From the data that follows, copy every line holding the string "molar".

# AVAILABLE RECORDS
————

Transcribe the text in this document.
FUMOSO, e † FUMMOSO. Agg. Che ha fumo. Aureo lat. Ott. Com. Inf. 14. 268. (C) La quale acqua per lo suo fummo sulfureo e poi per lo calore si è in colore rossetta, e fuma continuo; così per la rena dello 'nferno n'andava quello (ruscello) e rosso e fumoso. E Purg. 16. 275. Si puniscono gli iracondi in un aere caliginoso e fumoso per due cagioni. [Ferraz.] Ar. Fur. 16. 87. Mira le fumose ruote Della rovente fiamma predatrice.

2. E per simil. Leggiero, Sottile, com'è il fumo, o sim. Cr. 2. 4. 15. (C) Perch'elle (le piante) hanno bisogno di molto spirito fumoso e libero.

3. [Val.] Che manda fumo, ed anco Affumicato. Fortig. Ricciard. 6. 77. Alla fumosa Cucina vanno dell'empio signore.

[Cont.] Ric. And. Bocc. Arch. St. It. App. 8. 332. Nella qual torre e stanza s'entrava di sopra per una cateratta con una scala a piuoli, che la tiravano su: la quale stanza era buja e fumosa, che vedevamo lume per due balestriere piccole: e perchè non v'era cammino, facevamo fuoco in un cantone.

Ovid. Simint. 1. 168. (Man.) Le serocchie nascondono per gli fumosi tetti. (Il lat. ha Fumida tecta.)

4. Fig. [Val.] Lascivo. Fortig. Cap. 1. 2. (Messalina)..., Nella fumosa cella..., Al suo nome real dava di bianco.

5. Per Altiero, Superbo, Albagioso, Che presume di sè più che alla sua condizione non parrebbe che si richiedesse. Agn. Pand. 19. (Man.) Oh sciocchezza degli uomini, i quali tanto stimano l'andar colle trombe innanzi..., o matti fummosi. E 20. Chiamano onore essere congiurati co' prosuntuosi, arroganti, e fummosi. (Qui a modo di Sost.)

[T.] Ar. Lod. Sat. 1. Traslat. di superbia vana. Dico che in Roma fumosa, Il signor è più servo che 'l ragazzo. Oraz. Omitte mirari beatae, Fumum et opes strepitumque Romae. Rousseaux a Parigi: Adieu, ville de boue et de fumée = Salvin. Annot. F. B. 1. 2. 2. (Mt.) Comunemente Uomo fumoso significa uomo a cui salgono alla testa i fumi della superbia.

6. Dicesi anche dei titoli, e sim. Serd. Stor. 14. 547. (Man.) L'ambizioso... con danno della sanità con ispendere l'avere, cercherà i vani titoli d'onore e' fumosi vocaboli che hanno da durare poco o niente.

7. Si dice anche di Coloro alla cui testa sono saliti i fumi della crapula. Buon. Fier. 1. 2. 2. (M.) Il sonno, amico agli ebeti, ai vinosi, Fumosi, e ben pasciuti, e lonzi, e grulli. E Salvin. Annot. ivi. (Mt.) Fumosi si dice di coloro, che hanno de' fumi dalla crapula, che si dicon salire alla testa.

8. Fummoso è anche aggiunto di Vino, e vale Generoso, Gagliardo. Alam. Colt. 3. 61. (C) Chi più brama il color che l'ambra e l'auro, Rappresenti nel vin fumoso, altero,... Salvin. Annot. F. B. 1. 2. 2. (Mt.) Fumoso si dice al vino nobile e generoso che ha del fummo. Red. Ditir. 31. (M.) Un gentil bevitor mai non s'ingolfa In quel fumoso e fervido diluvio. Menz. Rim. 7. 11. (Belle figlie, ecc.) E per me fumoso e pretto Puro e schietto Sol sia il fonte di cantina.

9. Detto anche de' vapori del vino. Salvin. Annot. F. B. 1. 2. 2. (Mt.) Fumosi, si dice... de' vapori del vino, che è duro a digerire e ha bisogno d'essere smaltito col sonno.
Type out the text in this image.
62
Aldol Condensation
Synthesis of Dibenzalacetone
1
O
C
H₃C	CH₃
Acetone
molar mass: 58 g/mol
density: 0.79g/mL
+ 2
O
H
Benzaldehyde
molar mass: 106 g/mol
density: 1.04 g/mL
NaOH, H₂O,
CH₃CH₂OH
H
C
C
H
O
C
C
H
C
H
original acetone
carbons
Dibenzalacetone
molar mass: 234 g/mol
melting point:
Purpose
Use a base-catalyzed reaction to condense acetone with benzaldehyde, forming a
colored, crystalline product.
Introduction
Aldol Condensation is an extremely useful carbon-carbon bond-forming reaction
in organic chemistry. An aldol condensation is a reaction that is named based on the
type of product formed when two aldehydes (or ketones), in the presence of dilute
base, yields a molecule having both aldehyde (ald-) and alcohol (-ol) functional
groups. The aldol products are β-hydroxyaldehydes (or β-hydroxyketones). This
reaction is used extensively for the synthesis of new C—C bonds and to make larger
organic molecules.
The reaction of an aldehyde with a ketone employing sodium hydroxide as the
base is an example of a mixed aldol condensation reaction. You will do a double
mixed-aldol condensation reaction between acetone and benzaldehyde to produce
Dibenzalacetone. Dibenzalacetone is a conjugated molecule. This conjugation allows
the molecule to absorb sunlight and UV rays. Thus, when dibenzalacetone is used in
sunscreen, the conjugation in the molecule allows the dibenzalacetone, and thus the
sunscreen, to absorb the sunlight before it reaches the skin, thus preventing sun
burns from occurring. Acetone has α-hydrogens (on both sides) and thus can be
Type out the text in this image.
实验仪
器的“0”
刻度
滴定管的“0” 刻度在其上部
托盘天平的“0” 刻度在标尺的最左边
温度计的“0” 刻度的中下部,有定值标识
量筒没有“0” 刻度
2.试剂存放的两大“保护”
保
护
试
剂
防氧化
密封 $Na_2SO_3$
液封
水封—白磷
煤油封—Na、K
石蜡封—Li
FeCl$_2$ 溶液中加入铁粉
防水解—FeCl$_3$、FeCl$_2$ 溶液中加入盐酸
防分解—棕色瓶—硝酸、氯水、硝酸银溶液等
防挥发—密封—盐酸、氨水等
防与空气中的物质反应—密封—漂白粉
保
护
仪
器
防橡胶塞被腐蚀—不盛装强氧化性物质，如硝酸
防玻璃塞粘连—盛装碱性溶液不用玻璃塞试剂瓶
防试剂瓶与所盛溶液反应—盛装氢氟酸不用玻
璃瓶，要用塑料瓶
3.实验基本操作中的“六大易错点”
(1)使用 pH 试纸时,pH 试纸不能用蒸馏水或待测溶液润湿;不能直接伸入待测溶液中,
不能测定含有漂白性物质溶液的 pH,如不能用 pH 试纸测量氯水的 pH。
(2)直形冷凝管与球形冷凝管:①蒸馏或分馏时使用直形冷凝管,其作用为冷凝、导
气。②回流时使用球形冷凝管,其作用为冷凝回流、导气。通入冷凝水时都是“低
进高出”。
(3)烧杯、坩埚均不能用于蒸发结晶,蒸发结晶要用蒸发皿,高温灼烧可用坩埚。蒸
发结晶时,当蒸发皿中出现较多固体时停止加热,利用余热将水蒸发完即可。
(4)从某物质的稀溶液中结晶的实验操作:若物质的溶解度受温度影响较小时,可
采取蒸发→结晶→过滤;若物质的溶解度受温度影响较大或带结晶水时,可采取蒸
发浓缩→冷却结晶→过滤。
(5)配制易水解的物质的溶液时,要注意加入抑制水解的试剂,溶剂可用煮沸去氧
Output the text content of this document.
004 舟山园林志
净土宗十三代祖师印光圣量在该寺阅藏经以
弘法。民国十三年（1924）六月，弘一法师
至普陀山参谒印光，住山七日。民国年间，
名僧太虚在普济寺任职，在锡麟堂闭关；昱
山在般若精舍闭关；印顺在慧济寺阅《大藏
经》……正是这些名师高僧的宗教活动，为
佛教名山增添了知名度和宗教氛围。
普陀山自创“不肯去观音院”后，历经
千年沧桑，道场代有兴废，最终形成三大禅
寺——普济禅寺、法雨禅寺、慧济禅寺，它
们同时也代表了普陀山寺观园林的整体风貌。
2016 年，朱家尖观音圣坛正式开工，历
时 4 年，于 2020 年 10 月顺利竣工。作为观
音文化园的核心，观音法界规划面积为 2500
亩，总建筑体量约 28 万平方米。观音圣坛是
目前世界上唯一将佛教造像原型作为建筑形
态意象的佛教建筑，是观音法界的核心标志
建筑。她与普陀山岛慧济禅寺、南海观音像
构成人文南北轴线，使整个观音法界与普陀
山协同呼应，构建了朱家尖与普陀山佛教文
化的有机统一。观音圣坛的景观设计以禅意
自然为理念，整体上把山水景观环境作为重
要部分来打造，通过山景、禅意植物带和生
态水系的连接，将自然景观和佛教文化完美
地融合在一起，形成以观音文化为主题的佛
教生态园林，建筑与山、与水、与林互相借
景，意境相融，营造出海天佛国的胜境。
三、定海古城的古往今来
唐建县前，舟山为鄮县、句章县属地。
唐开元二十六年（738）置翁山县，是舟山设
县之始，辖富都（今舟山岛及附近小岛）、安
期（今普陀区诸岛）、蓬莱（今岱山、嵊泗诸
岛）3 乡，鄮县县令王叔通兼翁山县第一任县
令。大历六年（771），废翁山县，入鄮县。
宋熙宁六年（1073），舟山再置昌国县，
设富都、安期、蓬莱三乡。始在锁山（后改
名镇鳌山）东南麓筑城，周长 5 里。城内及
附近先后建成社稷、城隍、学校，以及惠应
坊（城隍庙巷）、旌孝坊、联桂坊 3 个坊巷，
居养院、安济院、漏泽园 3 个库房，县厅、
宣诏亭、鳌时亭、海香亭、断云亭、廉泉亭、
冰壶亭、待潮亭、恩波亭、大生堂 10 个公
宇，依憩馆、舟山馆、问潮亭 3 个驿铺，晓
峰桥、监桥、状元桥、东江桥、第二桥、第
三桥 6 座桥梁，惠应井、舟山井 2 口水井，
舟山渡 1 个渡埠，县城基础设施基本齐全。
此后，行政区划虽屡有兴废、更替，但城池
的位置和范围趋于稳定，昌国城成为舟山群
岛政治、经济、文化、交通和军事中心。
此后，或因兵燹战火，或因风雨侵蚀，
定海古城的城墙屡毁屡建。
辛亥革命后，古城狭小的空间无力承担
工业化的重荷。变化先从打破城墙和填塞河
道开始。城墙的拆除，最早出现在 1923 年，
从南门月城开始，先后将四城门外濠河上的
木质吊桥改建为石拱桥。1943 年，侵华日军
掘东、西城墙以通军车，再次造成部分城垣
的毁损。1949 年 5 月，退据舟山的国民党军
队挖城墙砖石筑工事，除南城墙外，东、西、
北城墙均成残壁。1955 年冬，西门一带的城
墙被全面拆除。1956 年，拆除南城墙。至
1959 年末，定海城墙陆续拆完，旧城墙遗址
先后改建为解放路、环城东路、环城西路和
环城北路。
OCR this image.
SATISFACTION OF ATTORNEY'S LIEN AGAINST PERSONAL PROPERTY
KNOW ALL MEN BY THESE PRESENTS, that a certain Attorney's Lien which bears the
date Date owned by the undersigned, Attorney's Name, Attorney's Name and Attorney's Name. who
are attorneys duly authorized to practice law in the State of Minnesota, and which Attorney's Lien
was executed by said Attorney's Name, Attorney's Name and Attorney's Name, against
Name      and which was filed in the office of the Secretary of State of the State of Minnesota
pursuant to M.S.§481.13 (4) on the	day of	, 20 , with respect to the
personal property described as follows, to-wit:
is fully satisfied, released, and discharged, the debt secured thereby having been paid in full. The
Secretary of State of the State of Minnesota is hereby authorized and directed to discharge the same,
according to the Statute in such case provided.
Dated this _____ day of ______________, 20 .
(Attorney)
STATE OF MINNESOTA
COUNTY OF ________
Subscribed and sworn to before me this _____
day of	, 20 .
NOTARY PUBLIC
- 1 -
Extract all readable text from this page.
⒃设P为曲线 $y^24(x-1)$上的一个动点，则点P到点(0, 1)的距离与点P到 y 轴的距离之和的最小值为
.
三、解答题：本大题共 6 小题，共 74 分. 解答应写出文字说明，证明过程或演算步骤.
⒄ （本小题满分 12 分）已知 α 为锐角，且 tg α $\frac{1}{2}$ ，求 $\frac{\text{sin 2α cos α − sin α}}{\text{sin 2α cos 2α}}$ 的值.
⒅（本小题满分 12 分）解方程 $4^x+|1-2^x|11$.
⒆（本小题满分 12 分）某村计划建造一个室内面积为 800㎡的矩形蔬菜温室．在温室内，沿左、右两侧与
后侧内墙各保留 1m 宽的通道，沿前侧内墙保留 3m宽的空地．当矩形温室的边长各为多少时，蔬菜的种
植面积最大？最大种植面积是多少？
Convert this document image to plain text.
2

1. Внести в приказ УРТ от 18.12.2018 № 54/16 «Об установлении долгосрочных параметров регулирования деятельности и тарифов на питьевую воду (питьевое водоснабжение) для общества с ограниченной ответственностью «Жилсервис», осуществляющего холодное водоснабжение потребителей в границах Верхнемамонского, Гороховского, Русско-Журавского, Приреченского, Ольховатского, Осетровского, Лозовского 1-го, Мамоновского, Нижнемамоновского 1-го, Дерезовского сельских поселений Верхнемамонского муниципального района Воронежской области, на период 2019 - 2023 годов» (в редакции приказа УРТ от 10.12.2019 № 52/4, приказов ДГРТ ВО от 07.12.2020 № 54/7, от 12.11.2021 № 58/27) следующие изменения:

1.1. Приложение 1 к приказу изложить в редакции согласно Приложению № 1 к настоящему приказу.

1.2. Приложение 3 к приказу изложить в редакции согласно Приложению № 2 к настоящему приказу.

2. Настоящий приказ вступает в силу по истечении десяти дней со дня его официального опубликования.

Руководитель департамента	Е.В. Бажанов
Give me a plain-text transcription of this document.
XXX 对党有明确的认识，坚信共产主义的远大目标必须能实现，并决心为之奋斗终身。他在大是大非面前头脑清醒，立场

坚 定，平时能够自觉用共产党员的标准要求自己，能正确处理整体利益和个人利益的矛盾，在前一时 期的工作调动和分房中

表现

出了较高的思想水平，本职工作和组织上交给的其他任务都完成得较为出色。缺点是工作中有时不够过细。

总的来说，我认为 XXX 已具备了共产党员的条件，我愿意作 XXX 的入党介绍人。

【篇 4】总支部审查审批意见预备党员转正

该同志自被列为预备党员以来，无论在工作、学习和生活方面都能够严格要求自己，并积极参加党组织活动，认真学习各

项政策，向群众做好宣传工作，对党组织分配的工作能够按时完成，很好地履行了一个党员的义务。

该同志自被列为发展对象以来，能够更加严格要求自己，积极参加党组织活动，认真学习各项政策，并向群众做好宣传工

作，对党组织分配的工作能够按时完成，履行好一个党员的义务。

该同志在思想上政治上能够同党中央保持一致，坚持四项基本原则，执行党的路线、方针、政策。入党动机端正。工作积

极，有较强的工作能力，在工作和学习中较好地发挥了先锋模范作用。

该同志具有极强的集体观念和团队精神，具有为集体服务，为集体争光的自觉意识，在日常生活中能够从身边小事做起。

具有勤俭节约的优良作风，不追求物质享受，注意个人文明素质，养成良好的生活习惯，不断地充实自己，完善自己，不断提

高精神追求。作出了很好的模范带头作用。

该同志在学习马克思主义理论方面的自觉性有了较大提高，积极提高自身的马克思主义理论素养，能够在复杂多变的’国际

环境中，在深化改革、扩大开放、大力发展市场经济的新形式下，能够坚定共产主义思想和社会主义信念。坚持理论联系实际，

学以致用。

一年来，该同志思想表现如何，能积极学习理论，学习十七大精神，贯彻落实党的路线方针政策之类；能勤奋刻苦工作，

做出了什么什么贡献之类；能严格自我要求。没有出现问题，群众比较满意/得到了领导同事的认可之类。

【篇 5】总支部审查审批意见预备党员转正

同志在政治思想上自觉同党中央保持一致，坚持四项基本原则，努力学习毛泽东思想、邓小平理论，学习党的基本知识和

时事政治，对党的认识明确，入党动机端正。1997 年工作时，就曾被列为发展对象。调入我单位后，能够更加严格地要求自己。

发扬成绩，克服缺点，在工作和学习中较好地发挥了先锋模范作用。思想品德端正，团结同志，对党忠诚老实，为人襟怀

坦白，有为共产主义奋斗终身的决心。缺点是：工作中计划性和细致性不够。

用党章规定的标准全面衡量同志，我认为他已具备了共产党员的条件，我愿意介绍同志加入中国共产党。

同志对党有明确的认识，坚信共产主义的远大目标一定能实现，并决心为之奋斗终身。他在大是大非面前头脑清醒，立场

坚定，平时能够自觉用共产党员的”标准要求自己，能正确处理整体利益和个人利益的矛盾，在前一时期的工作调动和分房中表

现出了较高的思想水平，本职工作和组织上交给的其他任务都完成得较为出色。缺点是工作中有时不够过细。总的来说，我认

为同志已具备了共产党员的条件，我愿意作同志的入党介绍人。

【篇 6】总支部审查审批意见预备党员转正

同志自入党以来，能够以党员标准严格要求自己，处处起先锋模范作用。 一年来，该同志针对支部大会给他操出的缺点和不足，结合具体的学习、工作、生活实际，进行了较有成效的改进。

————

# ANSWER
molar mass: 58 g/mol
molar mass: 106 g/mol
molar mass: 234 g/mol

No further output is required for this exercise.